▶ WHAT THE TASK ASKS:
Can you write out the whole listing exactly?

▶ INPUT FOR THIS TASK:
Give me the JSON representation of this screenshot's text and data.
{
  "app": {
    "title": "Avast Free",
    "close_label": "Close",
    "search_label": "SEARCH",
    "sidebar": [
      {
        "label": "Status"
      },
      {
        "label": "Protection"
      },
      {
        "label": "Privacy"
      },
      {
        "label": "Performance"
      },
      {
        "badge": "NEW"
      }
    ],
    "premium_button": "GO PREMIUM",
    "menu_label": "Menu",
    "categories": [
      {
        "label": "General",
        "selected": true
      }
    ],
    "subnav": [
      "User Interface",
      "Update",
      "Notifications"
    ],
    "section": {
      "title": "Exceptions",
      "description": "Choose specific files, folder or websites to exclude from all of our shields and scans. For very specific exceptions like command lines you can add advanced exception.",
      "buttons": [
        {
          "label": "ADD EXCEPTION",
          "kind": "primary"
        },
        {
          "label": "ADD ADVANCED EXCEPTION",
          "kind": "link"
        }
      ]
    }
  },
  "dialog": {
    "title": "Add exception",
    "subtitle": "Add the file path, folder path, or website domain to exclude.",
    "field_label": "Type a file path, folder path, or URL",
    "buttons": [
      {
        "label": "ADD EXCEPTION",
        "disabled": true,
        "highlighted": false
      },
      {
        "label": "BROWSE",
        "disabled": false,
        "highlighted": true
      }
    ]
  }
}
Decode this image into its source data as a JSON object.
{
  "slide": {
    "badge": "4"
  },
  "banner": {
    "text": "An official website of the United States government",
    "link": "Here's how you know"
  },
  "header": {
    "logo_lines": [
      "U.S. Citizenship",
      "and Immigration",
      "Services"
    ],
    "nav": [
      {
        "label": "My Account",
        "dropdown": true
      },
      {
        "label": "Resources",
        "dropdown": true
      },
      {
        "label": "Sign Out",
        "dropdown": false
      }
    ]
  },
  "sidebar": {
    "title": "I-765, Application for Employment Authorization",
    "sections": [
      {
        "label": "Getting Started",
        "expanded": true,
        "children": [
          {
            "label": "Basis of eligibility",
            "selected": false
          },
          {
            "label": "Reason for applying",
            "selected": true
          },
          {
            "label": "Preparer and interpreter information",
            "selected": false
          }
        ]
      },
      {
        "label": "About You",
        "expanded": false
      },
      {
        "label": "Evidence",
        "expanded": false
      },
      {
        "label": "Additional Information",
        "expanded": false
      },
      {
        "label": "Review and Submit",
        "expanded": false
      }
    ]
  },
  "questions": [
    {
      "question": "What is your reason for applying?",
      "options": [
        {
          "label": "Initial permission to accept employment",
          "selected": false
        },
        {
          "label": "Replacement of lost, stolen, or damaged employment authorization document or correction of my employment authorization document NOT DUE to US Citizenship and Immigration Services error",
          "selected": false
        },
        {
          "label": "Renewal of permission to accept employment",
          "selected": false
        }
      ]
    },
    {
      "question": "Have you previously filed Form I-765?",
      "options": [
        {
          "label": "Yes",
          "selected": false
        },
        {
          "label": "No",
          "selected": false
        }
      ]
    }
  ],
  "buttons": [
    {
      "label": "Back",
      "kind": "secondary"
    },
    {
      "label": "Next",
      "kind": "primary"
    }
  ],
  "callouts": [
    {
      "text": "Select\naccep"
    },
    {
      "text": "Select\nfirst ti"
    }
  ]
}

▶ RESULT OF THIS EXERCISE:
Give me the JSON representation of this screenshot's text and data.
{
  "app": {
    "title": "Avast Free",
    "close_label": "Close",
    "search_label": "SEARCH",
    "sidebar": [
      {
        "label": "Status"
      },
      {
        "label": "Protection"
      },
      {
        "label": "Privacy"
      },
      {
        "label": "Performance"
      },
      {
        "badge": "NEW"
      }
    ],
    "premium_button": "GO PREMIUM",
    "menu_label": "Menu",
    "categories": [
      {
        "label": "General",
        "selected": true
      }
    ],
    "subnav": [
      "User Interface",
      "Update",
      "Notifications"
    ],
    "section": {
      "title": "Exceptions",
      "description": "Choose specific files, folder or websites to exclude from all of our shields and scans. For very specific exceptions like command lines you can add advanced exception.",
      "buttons": [
        {
          "label": "ADD EXCEPTION",
          "kind": "primary"
        },
        {
          "label": "ADD ADVANCED EXCEPTION",
          "kind": "link"
        }
      ]
    }
  },
  "dialog": {
    "title": "Add exception",
    "subtitle": "Add the file path, folder path, or website domain to exclude.",
    "field_label": "Type a file path, folder path, or URL",
    "buttons": [
      {
        "label": "ADD EXCEPTION",
        "disabled": true,
        "highlighted": false
      },
      {
        "label": "BROWSE",
        "disabled": false,
        "highlighted": true
      }
    ]
  }
}
Decode this image into its source data as a JSON object.
{
  "slide": {
    "badge": "4"
  },
  "banner": {
    "text": "An official website of the United States government",
    "link": "Here's how you know"
  },
  "header": {
    "logo_lines": [
      "U.S. Citizenship",
      "and Immigration",
      "Services"
    ],
    "nav": [
      {
        "label": "My Account",
        "dropdown": true
      },
      {
        "label": "Resources",
        "dropdown": true
      },
      {
        "label": "Sign Out",
        "dropdown": false
      }
    ]
  },
  "sidebar": {
    "title": "I-765, Application for Employment Authorization",
    "sections": [
      {
        "label": "Getting Started",
        "expanded": true,
        "children": [
          {
            "label": "Basis of eligibility",
            "selected": false
          },
          {
            "label": "Reason for applying",
            "selected": true
          },
          {
            "label": "Preparer and interpreter information",
            "selected": false
          }
        ]
      },
      {
        "label": "About You",
        "expanded": false
      },
      {
        "label": "Evidence",
        "expanded": false
      },
      {
        "label": "Additional Information",
        "expanded": false
      },
      {
        "label": "Review and Submit",
        "expanded": false
      }
    ]
  },
  "questions": [
    {
      "question": "What is your reason for applying?",
      "options": [
        {
          "label": "Initial permission to accept employment",
          "selected": false
        },
        {
          "label": "Replacement of lost, stolen, or damaged employment authorization document or correction of my employment authorization document NOT DUE to US Citizenship and Immigration Services error",
          "selected": false
        },
        {
          "label": "Renewal of permission to accept employment",
          "selected": false
        }
      ]
    },
    {
      "question": "Have you previously filed Form I-765?",
      "options": [
        {
          "label": "Yes",
          "selected": false
        },
        {
          "label": "No",
          "selected": false
        }
      ]
    }
  ],
  "buttons": [
    {
      "label": "Back",
      "kind": "secondary"
    },
    {
      "label": "Next",
      "kind": "primary"
    }
  ],
  "callouts": [
    {
      "text": "Select\naccep"
    },
    {
      "text": "Select\nfirst ti"
    }
  ]
}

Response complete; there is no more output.